The exercise:
Show all lines holding "subtitle".

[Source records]
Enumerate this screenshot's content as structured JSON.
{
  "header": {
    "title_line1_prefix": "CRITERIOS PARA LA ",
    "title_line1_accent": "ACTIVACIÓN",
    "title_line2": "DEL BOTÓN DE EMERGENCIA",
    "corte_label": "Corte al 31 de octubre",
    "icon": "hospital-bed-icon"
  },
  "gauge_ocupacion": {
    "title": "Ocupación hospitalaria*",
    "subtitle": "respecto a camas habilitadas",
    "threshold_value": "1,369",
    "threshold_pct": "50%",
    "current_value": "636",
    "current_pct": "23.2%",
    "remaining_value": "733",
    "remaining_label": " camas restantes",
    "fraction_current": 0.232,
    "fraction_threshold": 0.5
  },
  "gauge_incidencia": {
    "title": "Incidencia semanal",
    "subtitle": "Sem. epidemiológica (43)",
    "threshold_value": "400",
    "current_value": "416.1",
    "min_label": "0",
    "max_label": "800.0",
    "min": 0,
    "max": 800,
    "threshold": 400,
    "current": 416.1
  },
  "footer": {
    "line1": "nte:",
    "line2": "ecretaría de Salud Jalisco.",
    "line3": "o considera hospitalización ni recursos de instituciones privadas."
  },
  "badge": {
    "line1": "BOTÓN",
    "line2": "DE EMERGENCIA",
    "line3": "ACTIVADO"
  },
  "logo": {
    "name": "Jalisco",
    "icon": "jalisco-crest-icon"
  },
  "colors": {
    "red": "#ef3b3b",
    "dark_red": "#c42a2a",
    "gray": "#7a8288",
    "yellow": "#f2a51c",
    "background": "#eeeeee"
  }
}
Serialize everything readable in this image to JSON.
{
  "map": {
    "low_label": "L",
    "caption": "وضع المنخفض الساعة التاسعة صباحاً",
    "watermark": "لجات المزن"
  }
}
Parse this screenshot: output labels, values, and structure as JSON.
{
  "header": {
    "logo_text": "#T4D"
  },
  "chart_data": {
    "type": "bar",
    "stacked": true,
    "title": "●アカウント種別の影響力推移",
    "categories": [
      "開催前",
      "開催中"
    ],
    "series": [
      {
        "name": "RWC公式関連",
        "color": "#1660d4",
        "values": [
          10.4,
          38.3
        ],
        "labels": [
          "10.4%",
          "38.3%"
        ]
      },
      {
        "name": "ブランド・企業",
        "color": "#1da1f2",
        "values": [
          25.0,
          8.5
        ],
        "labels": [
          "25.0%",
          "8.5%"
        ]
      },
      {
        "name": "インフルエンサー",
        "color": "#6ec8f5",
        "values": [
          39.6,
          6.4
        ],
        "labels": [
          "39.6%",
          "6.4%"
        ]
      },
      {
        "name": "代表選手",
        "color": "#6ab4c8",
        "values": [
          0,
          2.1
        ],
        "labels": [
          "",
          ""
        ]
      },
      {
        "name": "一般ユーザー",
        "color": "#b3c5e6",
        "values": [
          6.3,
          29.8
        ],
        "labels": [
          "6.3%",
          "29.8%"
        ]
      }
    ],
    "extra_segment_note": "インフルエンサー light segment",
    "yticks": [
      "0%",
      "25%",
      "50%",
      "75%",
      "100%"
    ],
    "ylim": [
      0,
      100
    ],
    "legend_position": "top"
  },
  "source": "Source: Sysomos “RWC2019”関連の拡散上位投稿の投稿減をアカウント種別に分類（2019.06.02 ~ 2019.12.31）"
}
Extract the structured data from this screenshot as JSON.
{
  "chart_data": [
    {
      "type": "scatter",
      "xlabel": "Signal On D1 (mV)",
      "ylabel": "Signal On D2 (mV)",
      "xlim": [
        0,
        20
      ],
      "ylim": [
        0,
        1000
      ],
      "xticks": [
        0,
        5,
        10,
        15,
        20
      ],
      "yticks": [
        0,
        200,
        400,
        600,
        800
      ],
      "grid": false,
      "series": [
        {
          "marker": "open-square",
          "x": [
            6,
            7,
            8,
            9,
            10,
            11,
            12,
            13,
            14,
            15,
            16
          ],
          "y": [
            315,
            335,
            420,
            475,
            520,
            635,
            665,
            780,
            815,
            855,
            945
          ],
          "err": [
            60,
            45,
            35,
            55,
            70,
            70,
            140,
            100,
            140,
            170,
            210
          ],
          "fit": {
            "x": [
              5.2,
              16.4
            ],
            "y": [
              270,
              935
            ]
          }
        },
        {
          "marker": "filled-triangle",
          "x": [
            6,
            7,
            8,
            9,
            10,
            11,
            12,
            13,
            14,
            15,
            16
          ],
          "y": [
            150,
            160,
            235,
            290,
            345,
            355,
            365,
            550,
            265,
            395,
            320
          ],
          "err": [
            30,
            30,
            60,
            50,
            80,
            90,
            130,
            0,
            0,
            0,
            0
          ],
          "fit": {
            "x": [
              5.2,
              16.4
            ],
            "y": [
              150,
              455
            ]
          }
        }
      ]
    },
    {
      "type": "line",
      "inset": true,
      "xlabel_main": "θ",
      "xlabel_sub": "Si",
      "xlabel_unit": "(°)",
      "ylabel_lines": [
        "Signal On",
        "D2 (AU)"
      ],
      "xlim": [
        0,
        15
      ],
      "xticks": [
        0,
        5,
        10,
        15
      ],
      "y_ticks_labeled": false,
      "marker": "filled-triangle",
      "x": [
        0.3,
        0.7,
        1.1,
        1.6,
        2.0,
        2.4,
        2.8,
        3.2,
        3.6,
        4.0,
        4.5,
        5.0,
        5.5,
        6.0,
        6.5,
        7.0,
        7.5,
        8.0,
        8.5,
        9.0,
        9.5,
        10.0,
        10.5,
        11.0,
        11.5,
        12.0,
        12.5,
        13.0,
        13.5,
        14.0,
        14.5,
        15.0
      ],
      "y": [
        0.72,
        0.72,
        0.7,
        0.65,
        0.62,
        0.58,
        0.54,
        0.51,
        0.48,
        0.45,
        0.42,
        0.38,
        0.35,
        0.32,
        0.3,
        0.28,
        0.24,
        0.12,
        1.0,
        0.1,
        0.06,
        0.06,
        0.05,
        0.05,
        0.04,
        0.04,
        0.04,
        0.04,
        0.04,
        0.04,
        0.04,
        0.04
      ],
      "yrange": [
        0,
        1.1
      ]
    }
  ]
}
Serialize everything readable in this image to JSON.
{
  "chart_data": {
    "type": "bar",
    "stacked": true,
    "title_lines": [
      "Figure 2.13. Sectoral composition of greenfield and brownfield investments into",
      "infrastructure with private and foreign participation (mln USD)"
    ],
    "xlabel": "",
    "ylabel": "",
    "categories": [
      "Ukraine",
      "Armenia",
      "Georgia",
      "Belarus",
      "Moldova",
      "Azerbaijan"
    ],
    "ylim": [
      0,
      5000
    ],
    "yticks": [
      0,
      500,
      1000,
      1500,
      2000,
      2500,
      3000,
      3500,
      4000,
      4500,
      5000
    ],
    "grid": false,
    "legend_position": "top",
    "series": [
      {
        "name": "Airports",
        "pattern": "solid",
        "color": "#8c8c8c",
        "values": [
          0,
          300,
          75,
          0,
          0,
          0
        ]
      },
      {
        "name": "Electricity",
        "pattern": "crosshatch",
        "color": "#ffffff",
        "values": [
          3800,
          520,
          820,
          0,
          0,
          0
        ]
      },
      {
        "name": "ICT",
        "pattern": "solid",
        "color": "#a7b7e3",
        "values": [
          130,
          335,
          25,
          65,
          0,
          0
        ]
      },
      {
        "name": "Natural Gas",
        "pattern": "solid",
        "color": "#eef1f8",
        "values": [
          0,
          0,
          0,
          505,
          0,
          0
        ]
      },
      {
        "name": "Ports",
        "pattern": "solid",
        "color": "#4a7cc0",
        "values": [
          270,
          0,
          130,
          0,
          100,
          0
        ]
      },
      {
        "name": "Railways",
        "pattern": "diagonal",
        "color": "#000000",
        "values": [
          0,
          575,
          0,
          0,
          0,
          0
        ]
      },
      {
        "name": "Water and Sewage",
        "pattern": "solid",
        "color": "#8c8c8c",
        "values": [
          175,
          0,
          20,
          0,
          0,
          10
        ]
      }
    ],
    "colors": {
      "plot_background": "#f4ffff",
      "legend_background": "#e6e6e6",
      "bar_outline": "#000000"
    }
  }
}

Right answer:
    "subtitle": "respecto a camas habilitadas",
    "subtitle": "Sem. epidemiológica (43)",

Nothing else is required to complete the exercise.